▸ REQUIREMENTS
Identify each line in the records below that contains the word "бюджетным", and copy it.

▸ DATA SECTION
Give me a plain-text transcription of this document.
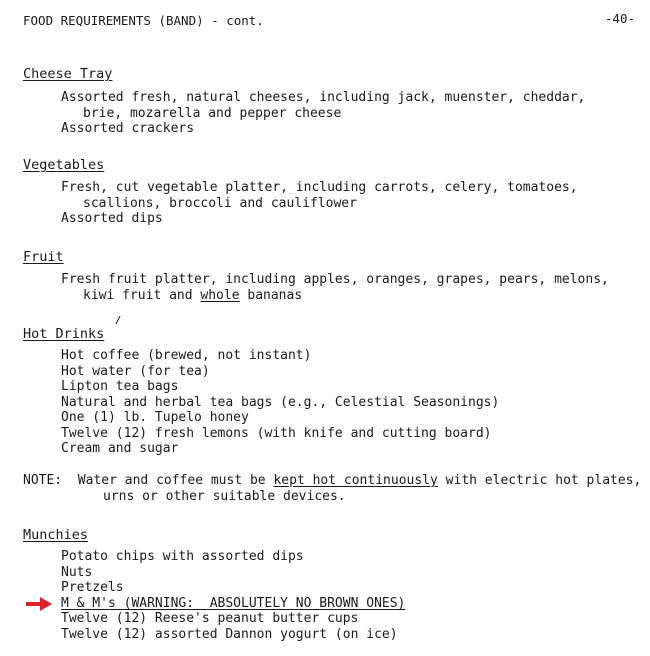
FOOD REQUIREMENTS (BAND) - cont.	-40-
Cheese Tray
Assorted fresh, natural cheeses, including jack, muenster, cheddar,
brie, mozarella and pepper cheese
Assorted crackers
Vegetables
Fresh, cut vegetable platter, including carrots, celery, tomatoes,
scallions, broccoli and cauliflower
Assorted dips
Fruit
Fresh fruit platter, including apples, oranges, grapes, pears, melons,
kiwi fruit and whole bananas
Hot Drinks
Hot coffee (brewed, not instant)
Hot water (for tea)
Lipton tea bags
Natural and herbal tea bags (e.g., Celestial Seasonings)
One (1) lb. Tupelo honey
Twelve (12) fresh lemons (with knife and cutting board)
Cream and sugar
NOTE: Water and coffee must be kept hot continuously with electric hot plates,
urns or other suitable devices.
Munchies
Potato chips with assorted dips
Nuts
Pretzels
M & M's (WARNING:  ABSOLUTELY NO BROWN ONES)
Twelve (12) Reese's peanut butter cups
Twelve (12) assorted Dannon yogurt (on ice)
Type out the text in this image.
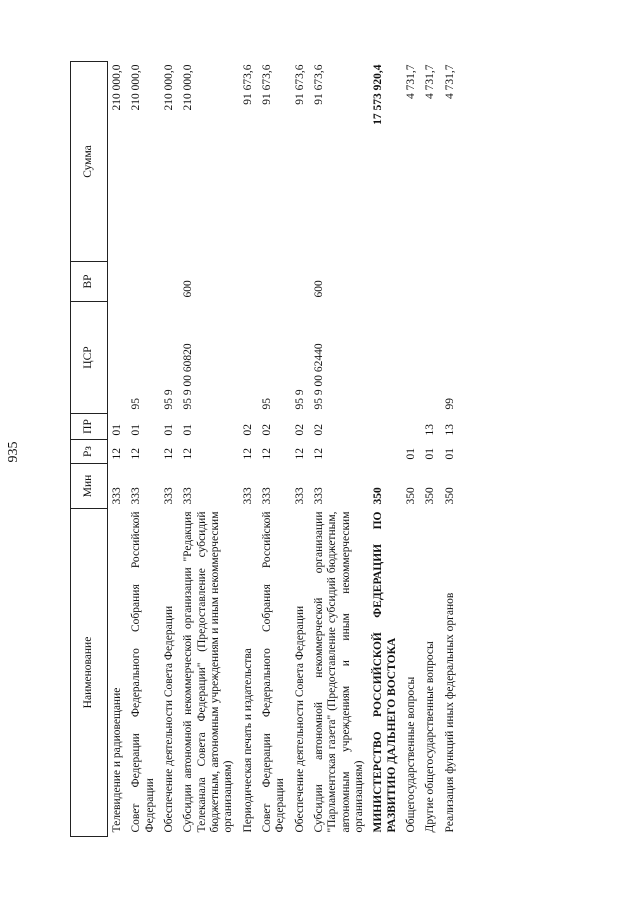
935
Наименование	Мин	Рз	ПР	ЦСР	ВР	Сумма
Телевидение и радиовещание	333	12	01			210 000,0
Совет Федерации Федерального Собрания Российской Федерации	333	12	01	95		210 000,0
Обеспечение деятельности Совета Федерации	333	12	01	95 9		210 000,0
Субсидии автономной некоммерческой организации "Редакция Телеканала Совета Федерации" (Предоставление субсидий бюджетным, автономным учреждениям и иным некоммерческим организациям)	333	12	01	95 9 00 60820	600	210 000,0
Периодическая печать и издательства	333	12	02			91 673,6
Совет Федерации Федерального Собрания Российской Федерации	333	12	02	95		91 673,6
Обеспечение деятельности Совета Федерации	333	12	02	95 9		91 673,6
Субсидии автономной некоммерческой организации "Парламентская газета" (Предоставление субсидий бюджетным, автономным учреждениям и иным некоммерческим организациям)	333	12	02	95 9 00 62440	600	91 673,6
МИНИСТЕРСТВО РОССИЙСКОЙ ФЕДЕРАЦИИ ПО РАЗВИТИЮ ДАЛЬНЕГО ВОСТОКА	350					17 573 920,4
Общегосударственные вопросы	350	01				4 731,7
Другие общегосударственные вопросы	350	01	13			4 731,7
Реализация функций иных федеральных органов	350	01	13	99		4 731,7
==
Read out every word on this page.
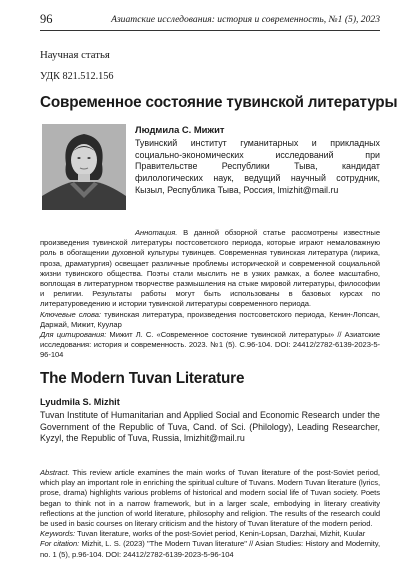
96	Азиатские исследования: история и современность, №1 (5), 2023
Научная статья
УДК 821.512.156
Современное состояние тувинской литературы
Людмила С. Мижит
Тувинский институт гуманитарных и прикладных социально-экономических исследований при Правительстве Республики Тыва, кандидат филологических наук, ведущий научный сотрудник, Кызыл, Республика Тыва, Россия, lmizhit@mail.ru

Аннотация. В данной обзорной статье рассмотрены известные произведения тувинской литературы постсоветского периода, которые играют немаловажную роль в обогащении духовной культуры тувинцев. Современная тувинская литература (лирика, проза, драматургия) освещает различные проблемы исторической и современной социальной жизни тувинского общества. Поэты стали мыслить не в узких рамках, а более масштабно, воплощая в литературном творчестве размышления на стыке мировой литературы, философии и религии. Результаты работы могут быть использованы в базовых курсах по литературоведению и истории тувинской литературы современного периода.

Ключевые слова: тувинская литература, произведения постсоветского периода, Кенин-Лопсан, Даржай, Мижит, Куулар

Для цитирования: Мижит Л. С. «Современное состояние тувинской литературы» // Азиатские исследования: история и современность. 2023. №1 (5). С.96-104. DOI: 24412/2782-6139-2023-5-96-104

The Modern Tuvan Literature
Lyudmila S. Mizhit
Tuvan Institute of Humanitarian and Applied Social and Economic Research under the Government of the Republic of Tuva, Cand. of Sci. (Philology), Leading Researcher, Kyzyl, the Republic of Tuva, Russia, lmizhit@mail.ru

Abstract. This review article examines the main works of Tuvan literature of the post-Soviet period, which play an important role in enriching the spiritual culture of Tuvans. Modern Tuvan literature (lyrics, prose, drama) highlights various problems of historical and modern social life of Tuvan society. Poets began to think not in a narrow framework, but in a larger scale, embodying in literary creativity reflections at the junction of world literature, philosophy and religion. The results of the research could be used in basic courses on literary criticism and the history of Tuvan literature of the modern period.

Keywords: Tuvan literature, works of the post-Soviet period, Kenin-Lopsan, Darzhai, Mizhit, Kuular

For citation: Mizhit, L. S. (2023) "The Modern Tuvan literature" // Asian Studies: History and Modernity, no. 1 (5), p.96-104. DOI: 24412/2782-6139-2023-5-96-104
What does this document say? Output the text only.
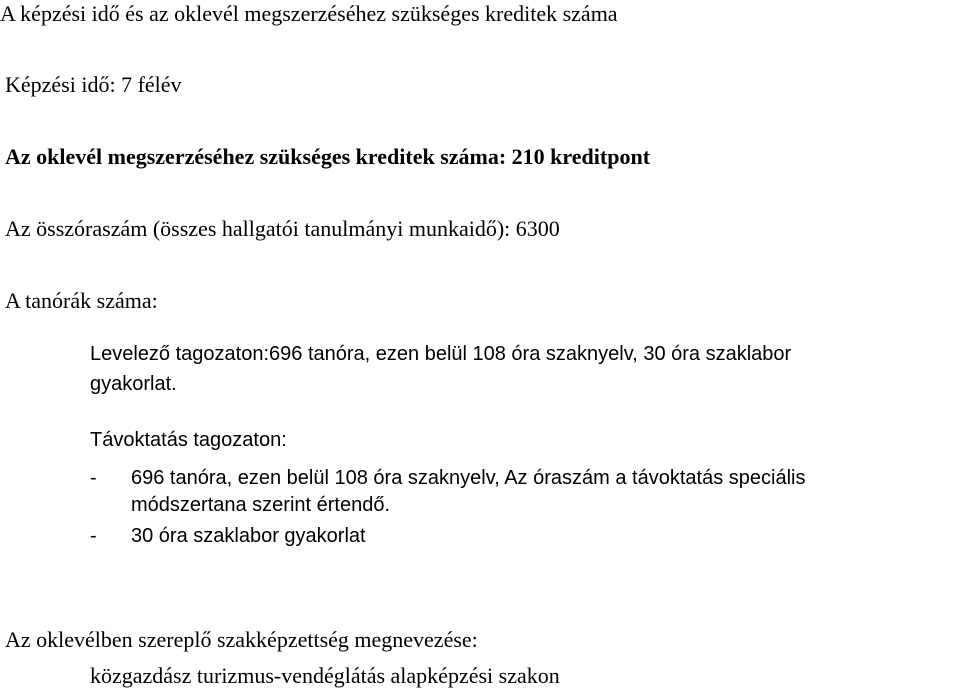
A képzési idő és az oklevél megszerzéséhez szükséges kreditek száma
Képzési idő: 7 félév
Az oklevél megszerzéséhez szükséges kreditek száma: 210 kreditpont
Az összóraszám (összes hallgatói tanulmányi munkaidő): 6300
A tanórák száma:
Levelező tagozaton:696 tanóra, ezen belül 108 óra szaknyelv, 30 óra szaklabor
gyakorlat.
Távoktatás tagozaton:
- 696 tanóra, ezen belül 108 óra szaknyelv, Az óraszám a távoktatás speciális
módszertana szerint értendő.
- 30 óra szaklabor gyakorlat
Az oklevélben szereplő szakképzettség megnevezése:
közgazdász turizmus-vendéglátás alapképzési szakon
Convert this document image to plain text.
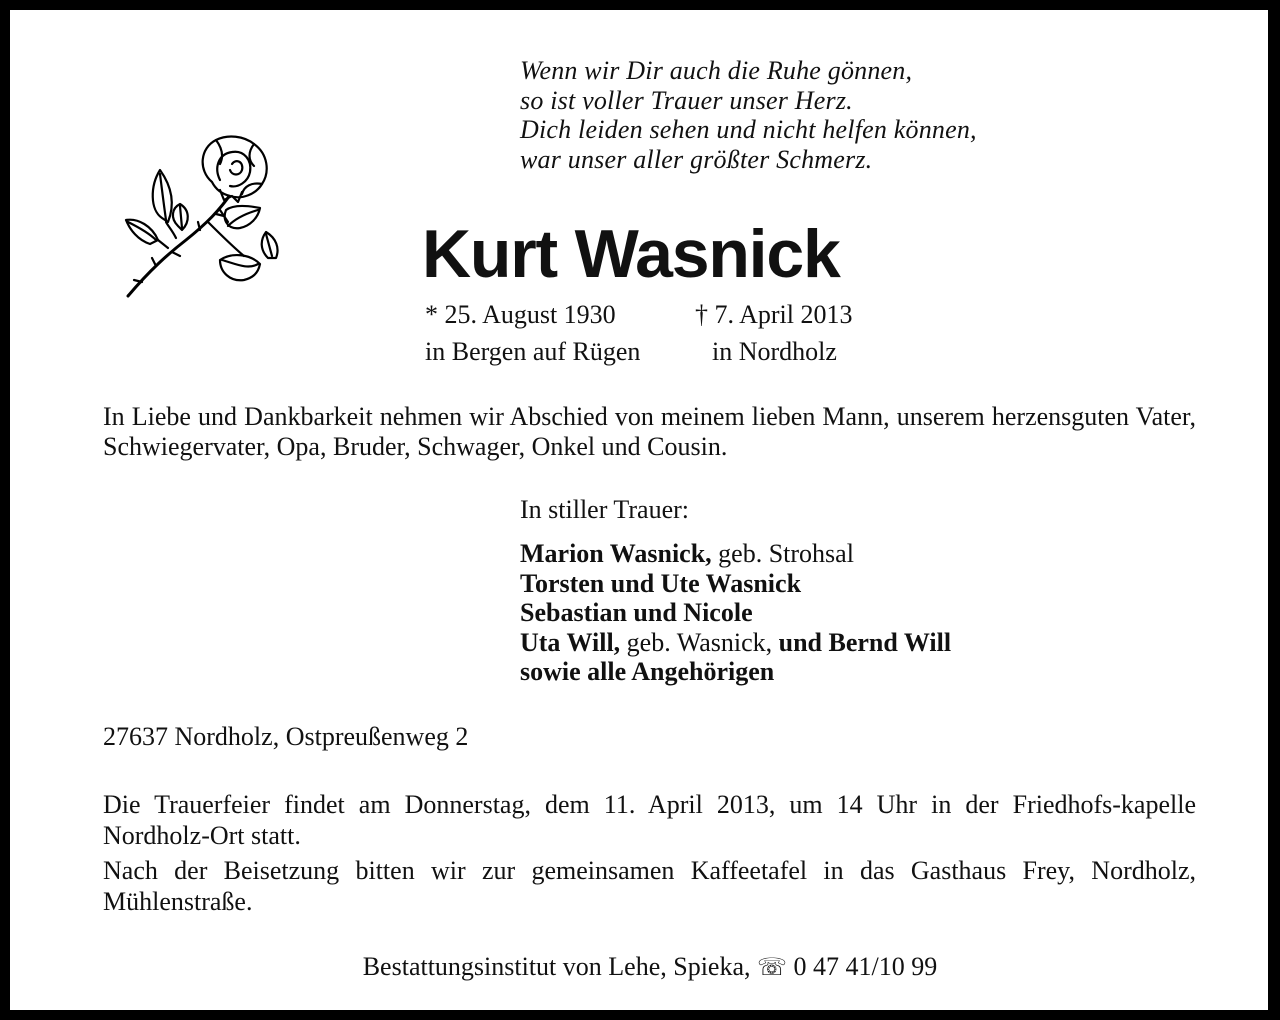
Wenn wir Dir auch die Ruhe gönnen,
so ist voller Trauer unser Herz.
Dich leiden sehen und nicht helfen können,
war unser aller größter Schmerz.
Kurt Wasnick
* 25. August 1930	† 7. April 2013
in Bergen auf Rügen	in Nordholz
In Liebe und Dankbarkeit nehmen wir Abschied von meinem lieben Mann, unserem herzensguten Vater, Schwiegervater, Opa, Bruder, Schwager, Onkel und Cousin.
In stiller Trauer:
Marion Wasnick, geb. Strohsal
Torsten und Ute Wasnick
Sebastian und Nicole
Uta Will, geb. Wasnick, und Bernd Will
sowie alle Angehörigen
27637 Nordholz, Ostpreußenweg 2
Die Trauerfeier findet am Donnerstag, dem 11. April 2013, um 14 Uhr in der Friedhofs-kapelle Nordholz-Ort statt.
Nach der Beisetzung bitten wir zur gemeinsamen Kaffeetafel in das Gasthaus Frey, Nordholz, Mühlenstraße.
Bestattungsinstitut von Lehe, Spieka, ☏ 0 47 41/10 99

▸ EXPECTED ANSWER
Субсидии автономной некоммерческой организации "Редакция Телеканала Совета Федерации" (Предоставление субсидий бюджетным, автономным учреждениям и иным некоммерческим организациям)	333	12	01	95 9 00 60820	600	210 000,0
Субсидии автономной некоммерческой организации "Парламентская газета" (Предоставление субсидий бюджетным, автономным учреждениям и иным некоммерческим организациям)	333	12	02	95 9 00 62440	600	91 673,6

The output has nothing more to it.